**Exercise goal:**
Reproduce each of the rows below verbatim, keeping every character and the original line order.

= = = = = = =

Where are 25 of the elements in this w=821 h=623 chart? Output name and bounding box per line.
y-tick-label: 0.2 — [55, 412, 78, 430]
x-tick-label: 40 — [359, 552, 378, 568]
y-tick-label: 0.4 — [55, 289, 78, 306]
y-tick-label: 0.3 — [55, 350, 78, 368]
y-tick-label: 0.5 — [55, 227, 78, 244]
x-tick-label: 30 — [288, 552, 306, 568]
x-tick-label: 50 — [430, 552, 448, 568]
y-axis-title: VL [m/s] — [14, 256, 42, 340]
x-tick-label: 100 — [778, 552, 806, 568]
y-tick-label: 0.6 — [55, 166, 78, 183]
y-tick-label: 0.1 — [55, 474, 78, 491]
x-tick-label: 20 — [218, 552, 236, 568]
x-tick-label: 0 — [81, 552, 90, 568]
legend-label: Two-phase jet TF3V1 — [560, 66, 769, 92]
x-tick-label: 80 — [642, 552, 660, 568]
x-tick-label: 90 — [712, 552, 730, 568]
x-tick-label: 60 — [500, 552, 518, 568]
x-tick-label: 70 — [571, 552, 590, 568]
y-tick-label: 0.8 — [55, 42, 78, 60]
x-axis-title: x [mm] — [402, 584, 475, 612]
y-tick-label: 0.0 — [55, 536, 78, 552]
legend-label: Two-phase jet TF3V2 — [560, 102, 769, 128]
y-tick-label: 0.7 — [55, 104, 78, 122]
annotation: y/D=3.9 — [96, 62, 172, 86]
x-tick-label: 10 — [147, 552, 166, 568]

= = = = = = =

**Answer for this exercise:**
Where are 25 of the elements in this w=821 h=623 chart? Output name and bounding box per line.
y-tick-label: 0.2 — [55, 412, 78, 430]
x-tick-label: 40 — [359, 552, 378, 568]
y-tick-label: 0.4 — [55, 289, 78, 306]
y-tick-label: 0.3 — [55, 350, 78, 368]
y-tick-label: 0.5 — [55, 227, 78, 244]
x-tick-label: 30 — [288, 552, 306, 568]
x-tick-label: 50 — [430, 552, 448, 568]
y-axis-title: VL [m/s] — [14, 256, 42, 340]
x-tick-label: 100 — [778, 552, 806, 568]
y-tick-label: 0.6 — [55, 166, 78, 183]
y-tick-label: 0.1 — [55, 474, 78, 491]
x-tick-label: 20 — [218, 552, 236, 568]
x-tick-label: 0 — [81, 552, 90, 568]
legend-label: Two-phase jet TF3V1 — [560, 66, 769, 92]
x-tick-label: 80 — [642, 552, 660, 568]
x-tick-label: 90 — [712, 552, 730, 568]
x-tick-label: 60 — [500, 552, 518, 568]
x-tick-label: 70 — [571, 552, 590, 568]
y-tick-label: 0.8 — [55, 42, 78, 60]
x-axis-title: x [mm] — [402, 584, 475, 612]
y-tick-label: 0.0 — [55, 536, 78, 552]
legend-label: Two-phase jet TF3V2 — [560, 102, 769, 128]
y-tick-label: 0.7 — [55, 104, 78, 122]
annotation: y/D=3.9 — [96, 62, 172, 86]
x-tick-label: 10 — [147, 552, 166, 568]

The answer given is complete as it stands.